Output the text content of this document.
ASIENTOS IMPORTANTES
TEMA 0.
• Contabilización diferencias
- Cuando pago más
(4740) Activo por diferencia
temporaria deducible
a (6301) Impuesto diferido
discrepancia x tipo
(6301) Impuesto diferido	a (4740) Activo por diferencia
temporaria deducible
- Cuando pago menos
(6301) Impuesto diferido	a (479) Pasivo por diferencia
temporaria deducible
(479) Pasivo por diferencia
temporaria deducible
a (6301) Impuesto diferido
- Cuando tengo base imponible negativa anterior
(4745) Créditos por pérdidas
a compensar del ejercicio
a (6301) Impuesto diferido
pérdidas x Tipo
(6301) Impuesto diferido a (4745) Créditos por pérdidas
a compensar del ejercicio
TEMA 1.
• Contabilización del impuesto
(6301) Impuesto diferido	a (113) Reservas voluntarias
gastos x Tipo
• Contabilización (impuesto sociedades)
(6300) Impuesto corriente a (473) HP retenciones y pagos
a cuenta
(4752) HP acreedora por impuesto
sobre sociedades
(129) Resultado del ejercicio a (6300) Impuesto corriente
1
▬▬▬
## [CHALLENGE]
Reproduce each entry above exactly, keeping every word.

## [ANSWER IN FULL]
Output the text content of this document.
ASIENTOS IMPORTANTES
TEMA 0.
• Contabilización diferencias
- Cuando pago más
(4740) Activo por diferencia
temporaria deducible
a (6301) Impuesto diferido
discrepancia x tipo
(6301) Impuesto diferido	a (4740) Activo por diferencia
temporaria deducible
- Cuando pago menos
(6301) Impuesto diferido	a (479) Pasivo por diferencia
temporaria deducible
(479) Pasivo por diferencia
temporaria deducible
a (6301) Impuesto diferido
- Cuando tengo base imponible negativa anterior
(4745) Créditos por pérdidas
a compensar del ejercicio
a (6301) Impuesto diferido
pérdidas x Tipo
(6301) Impuesto diferido a (4745) Créditos por pérdidas
a compensar del ejercicio
TEMA 1.
• Contabilización del impuesto
(6301) Impuesto diferido	a (113) Reservas voluntarias
gastos x Tipo
• Contabilización (impuesto sociedades)
(6300) Impuesto corriente a (473) HP retenciones y pagos
a cuenta
(4752) HP acreedora por impuesto
sobre sociedades
(129) Resultado del ejercicio a (6300) Impuesto corriente
1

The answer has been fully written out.